Task objective:
Output every entry exactly as written, skipping any pictures.

* * *

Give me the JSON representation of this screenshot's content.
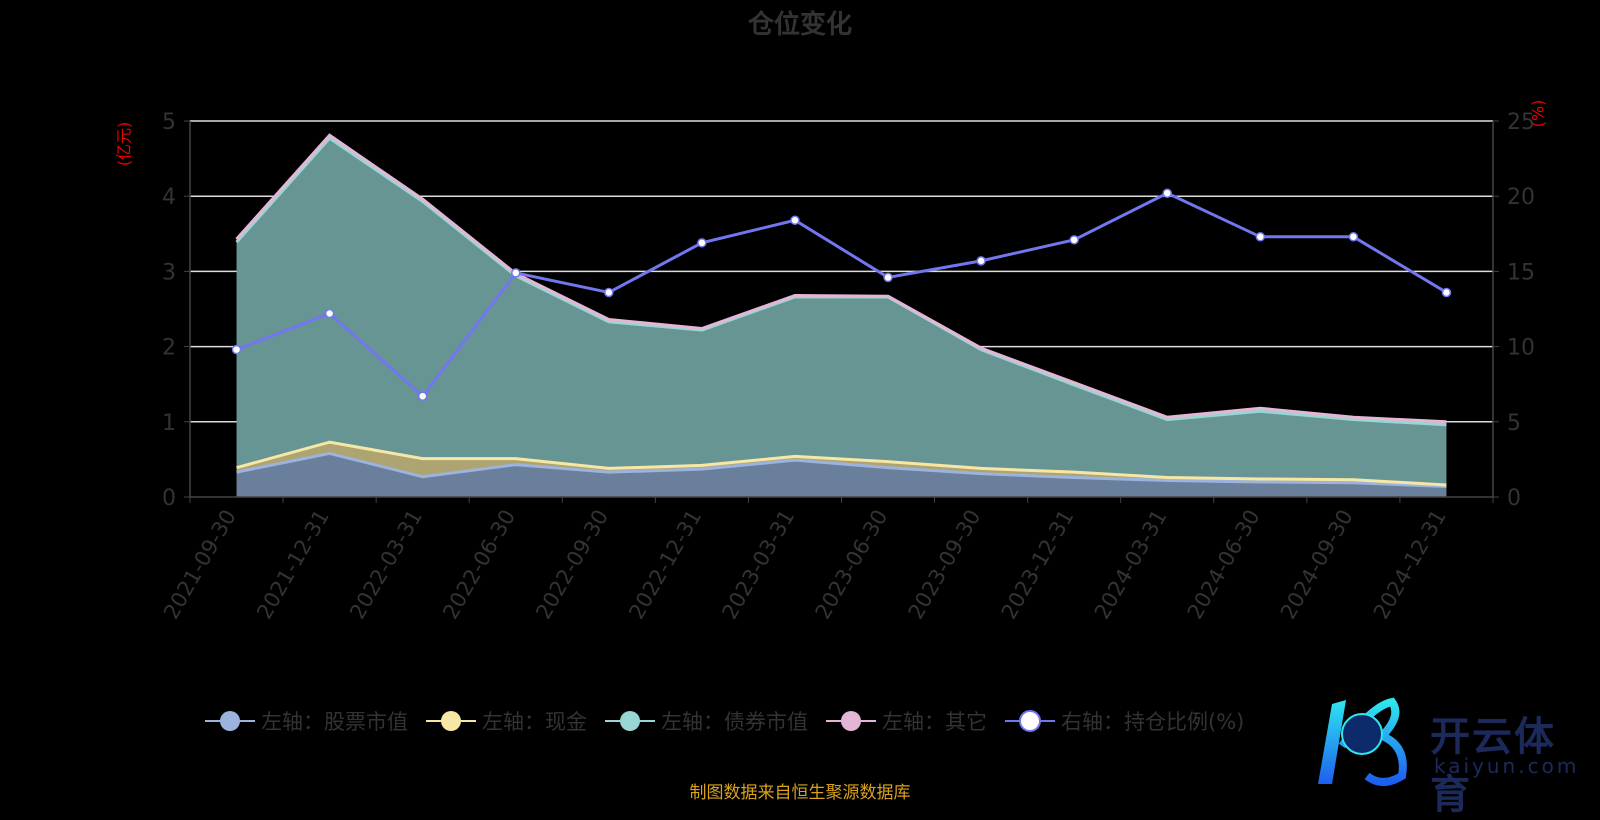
{
  "chart_data": {
    "type": "area",
    "title": "仓位变化",
    "left_unit": "(亿元)",
    "right_unit": "(%)",
    "categories": [
      "2021-09-30",
      "2021-12-31",
      "2022-03-31",
      "2022-06-30",
      "2022-09-30",
      "2022-12-31",
      "2023-03-31",
      "2023-06-30",
      "2023-09-30",
      "2023-12-31",
      "2024-03-31",
      "2024-06-30",
      "2024-09-30",
      "2024-12-31"
    ],
    "ylim_left": [
      0,
      5
    ],
    "yticks_left": [
      "0",
      "1",
      "2",
      "3",
      "4",
      "5"
    ],
    "ylim_right": [
      0,
      25
    ],
    "yticks_right": [
      "0",
      "5",
      "10",
      "15",
      "20",
      "25"
    ],
    "stacked_series": [
      {
        "name": "左轴：股票市值",
        "color": "#9bb3dd",
        "fill": "#6a7f9c",
        "values": [
          0.33,
          0.58,
          0.27,
          0.43,
          0.33,
          0.37,
          0.49,
          0.39,
          0.31,
          0.26,
          0.22,
          0.2,
          0.19,
          0.14
        ]
      },
      {
        "name": "左轴：现金",
        "color": "#f7e7a6",
        "fill": "#ada472",
        "values": [
          0.06,
          0.15,
          0.24,
          0.08,
          0.05,
          0.05,
          0.05,
          0.08,
          0.07,
          0.07,
          0.04,
          0.04,
          0.04,
          0.02
        ]
      },
      {
        "name": "左轴：债券市值",
        "color": "#97d6d2",
        "fill": "#679593",
        "values": [
          3.0,
          4.04,
          3.42,
          2.43,
          1.95,
          1.8,
          2.12,
          2.19,
          1.58,
          1.16,
          0.77,
          0.9,
          0.8,
          0.8
        ]
      },
      {
        "name": "左轴：其它",
        "color": "#e4b6d6",
        "fill": "#9c7e93",
        "values": [
          0.04,
          0.04,
          0.03,
          0.03,
          0.03,
          0.02,
          0.02,
          0.01,
          0.02,
          0.03,
          0.03,
          0.04,
          0.03,
          0.04
        ]
      }
    ],
    "line_series": {
      "name": "右轴：持仓比例(%)",
      "color": "#7277ef",
      "values": [
        9.8,
        12.2,
        6.7,
        14.9,
        13.6,
        16.9,
        18.4,
        14.6,
        15.7,
        17.1,
        20.2,
        17.3,
        17.3,
        13.6
      ]
    },
    "grid": true,
    "legend_position": "bottom"
  },
  "footer": "制图数据来自恒生聚源数据库",
  "watermark": {
    "cn": "开云体育",
    "en": "kaiyun.com"
  }
}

* * *

Result:
Give me the JSON representation of this screenshot's content.
{
  "chart_data": {
    "type": "area",
    "title": "仓位变化",
    "left_unit": "(亿元)",
    "right_unit": "(%)",
    "categories": [
      "2021-09-30",
      "2021-12-31",
      "2022-03-31",
      "2022-06-30",
      "2022-09-30",
      "2022-12-31",
      "2023-03-31",
      "2023-06-30",
      "2023-09-30",
      "2023-12-31",
      "2024-03-31",
      "2024-06-30",
      "2024-09-30",
      "2024-12-31"
    ],
    "ylim_left": [
      0,
      5
    ],
    "yticks_left": [
      "0",
      "1",
      "2",
      "3",
      "4",
      "5"
    ],
    "ylim_right": [
      0,
      25
    ],
    "yticks_right": [
      "0",
      "5",
      "10",
      "15",
      "20",
      "25"
    ],
    "stacked_series": [
      {
        "name": "左轴：股票市值",
        "color": "#9bb3dd",
        "fill": "#6a7f9c",
        "values": [
          0.33,
          0.58,
          0.27,
          0.43,
          0.33,
          0.37,
          0.49,
          0.39,
          0.31,
          0.26,
          0.22,
          0.2,
          0.19,
          0.14
        ]
      },
      {
        "name": "左轴：现金",
        "color": "#f7e7a6",
        "fill": "#ada472",
        "values": [
          0.06,
          0.15,
          0.24,
          0.08,
          0.05,
          0.05,
          0.05,
          0.08,
          0.07,
          0.07,
          0.04,
          0.04,
          0.04,
          0.02
        ]
      },
      {
        "name": "左轴：债券市值",
        "color": "#97d6d2",
        "fill": "#679593",
        "values": [
          3.0,
          4.04,
          3.42,
          2.43,
          1.95,
          1.8,
          2.12,
          2.19,
          1.58,
          1.16,
          0.77,
          0.9,
          0.8,
          0.8
        ]
      },
      {
        "name": "左轴：其它",
        "color": "#e4b6d6",
        "fill": "#9c7e93",
        "values": [
          0.04,
          0.04,
          0.03,
          0.03,
          0.03,
          0.02,
          0.02,
          0.01,
          0.02,
          0.03,
          0.03,
          0.04,
          0.03,
          0.04
        ]
      }
    ],
    "line_series": {
      "name": "右轴：持仓比例(%)",
      "color": "#7277ef",
      "values": [
        9.8,
        12.2,
        6.7,
        14.9,
        13.6,
        16.9,
        18.4,
        14.6,
        15.7,
        17.1,
        20.2,
        17.3,
        17.3,
        13.6
      ]
    },
    "grid": true,
    "legend_position": "bottom"
  },
  "footer": "制图数据来自恒生聚源数据库",
  "watermark": {
    "cn": "开云体育",
    "en": "kaiyun.com"
  }
}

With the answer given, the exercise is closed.